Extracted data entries
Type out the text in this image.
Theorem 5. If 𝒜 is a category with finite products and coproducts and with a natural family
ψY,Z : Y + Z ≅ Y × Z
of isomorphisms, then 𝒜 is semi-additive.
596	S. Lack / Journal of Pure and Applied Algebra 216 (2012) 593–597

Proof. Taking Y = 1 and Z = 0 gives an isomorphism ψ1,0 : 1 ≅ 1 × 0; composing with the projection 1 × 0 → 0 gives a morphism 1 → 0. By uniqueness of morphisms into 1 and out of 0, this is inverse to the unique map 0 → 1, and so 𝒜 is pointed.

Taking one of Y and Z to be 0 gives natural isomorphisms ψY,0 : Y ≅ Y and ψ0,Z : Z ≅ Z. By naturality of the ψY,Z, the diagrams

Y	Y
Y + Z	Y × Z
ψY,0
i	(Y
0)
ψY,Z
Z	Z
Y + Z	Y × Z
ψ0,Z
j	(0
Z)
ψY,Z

Problem statement: From the data above, pick out each line containing "gives" and copy it.

Written solution:
Proof. Taking Y = 1 and Z = 0 gives an isomorphism ψ1,0 : 1 ≅ 1 × 0; composing with the projection 1 × 0 → 0 gives a morphism 1 → 0. By uniqueness of morphisms into 1 and out of 0, this is inverse to the unique map 0 → 1, and so 𝒜 is pointed.
Taking one of Y and Z to be 0 gives natural isomorphisms ψY,0 : Y ≅ Y and ψ0,Z : Z ≅ Z. By naturality of the ψY,Z, the diagrams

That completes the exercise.